BRANO SCELTO:
● ● ● ●
Ad ogni modo, tra qualche mese pubblicherò un libro di racconti “a tema” con una casa editrice che ha una vision molto diversa dalle altre. Promuove il concetto di “rete” tra gli autori, e tra autori e associazioni. Direi che somiglia più a un “social tematico” che non a una casa editrice. Mi piace come impostazione, ma per il momento non ho ancora partecipato alle attività. Il tempo è tiranno”.

L’impressione è che tu scriva per puro piacere personale, una sorta di soddisfazione fine a sè stessa. Scrivere per rileggerti come se ti specchiassi nello stagno in una sorta di contemplazione.

È come se volessi metterti in contatto con te stessa, e la scrittura ti permettesse di relazionarti all’altra te. E comprenderla meglio.

“Ah sì?… Mi sembra una spiegazione quasi stucchevole. Sicuramente scontata. Non metto in dubbio che ci sia una componente di narcisismo nello scrivere, ma come dicevo poc’anzi, per me è più vicino all’incapacità di fare altro. A una sorta di dipendenza che può essere galvanizzante, liberatoria oppure doverosa e noiosissima. Ma che non ho mai messo in discussione.

Quanto alla relazione con le tante me stessa (perché due sole, scusa eh?) sarà sempre complicata. Come per quasi tutti gli esseri pensanti. Tenere il diario dei miei labirinti interiori, non mi ha mai indicato l’uscita. Magari a qualcuno sì, ma a me no.

Sembra una vita a capitoli, la prima da copywriter, la seconda da scrittrice..

“Mica è finita qui. Qualche anno fa ho incontrato una terza anima: quella di redattrice/biografa. E per un’agenzia editoriale, ho scritto le bio(e l’ambiente storico) di alcuni filosofi. I volumi si vendevano insieme al Corriere della sera, nella collana Grandangolo. Mi pagavano mezzo euro per un lavoro pazzesco da topo da biblioteca. Oramai avevo fatto amicizia con la bibliotecaria di una sperduta propaggine di cultura in pieno far west milanese: il Giambellino. Dopo un anno e mezzo di fame e durissimo lavoro, sono tornata al “profit”.

Ce n’è anche una quarta, scommetto…

“Claro. Del tutto casualmente (sul “caso”, torneremo dopo), è capitato che degli amici mi presentassero un giovane cantautore italo/svizzero che aveva bisogno dei testi per il suo sito. Ma da cosa nasce cosa e abbiamo cominciato a scrivere alcune canzoni. Insieme. Durante telefonate/fiume che mi hanno insegnato il mestiere più divertente della terra: quello di song writer. Parole e musica: le due cose che amo di più. A cui mi sono applicata più a lungo e che devono danzare insieme, in una canzone. Sembrerebbe la quadratura del cerchio, no?

Si dice “se non sei online non esisti “. Quanto sei presente sui social, e quanto per tua scelta piuttosto che per “esigenze professionali”?

“Naturalmente non poteva mancarmi un’esperienza di scrittura su alcuni blog.
● ● ● ●
DATI:
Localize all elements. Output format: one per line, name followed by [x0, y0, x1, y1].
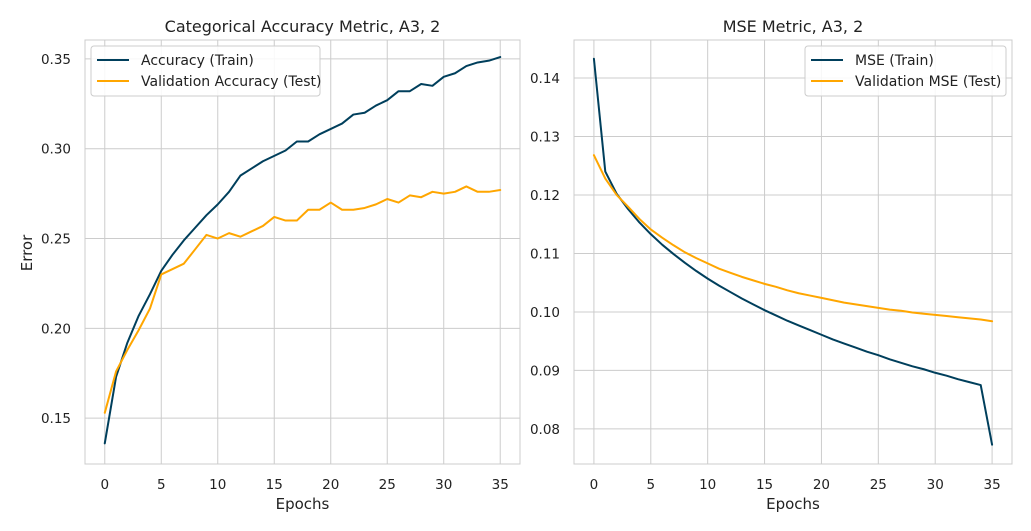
● ● ● ●
OBIETTIVO: Nell'intervista, insieme a quale quotidiano si vendevano i volumi con le biografie dei filosofi?

ESITO: Insieme al Corriere della sera, nella collana Grandangolo.